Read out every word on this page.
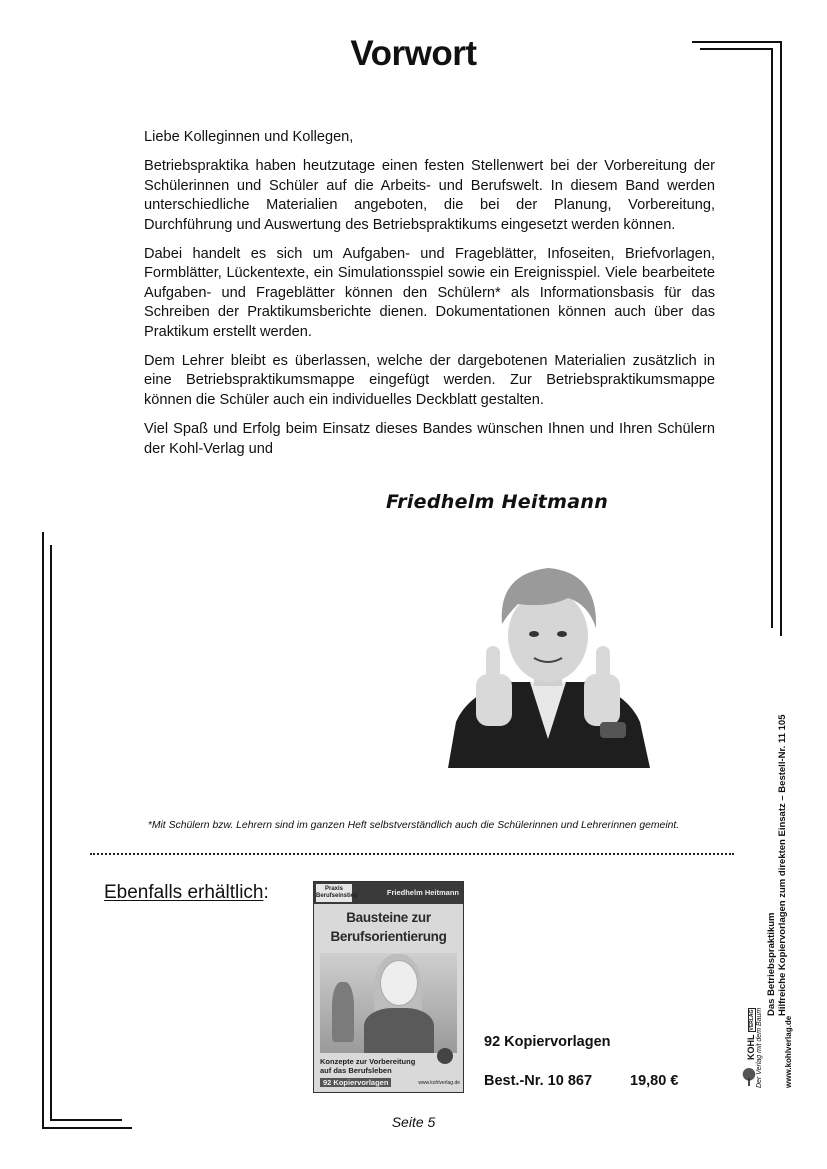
Vorwort

Liebe Kolleginnen und Kollegen,

Betriebspraktika haben heutzutage einen festen Stellenwert bei der Vorbereitung der Schülerinnen und Schüler auf die Arbeits- und Berufswelt. In diesem Band werden unterschiedliche Materialien angeboten, die bei der Planung, Vorbereitung, Durchführung und Auswertung des Betriebspraktikums eingesetzt werden können.

Dabei handelt es sich um Aufgaben- und Frageblätter, Infoseiten, Briefvorlagen, Formblätter, Lückentexte, ein Simulationsspiel sowie ein Ereignisspiel. Viele bearbeitete Aufgaben- und Frageblätter können den Schülern* als Informationsbasis für das Schreiben der Praktikumsberichte dienen. Dokumentationen können auch über das Praktikum erstellt werden.

Dem Lehrer bleibt es überlassen, welche der dargebotenen Materialien zusätzlich in eine Betriebspraktikumsmappe eingefügt werden. Zur Betriebspraktikumsmappe können die Schüler auch ein individuelles Deckblatt gestalten.

Viel Spaß und Erfolg beim Einsatz dieses Bandes wünschen Ihnen und Ihren Schülern der Kohl-Verlag und

Friedhelm Heitmann
*Mit Schülern bzw. Lehrern sind im ganzen Heft selbstverständlich auch die Schülerinnen und Lehrerinnen gemeint.
Ebenfalls erhältlich:	Praxis Berufseinstieg	Friedhelm Heitmann
Bausteine zur
Berufsorientierung
Konzepte zur Vorbereitung auf das Berufsleben
92 Kopiervorlagen	www.kohlverlag.de
92 Kopiervorlagen
Best.-Nr. 10 867	19,80 €
Seite 5
Das Betriebspraktikum Hilfreiche Kopiervorlagen zum direkten Einsatz – Bestell-Nr. 11 105
KOHLVERLAG Der Verlag mit dem Baum	www.kohlverlag.de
═══
▶ _Directions for this task_: Your task is to gather every line with the word "Schülerinnen" and copy it.

▶ _Result of the task_:
Betriebspraktika haben heutzutage einen festen Stellenwert bei der Vorbereitung der Schülerinnen und Schüler auf die Arbeits- und Berufswelt. In diesem Band werden unterschiedliche Materialien angeboten, die bei der Planung, Vorbereitung, Durchführung und Auswertung des Betriebspraktikums eingesetzt werden können.
*Mit Schülern bzw. Lehrern sind im ganzen Heft selbstverständlich auch die Schülerinnen und Lehrerinnen gemeint.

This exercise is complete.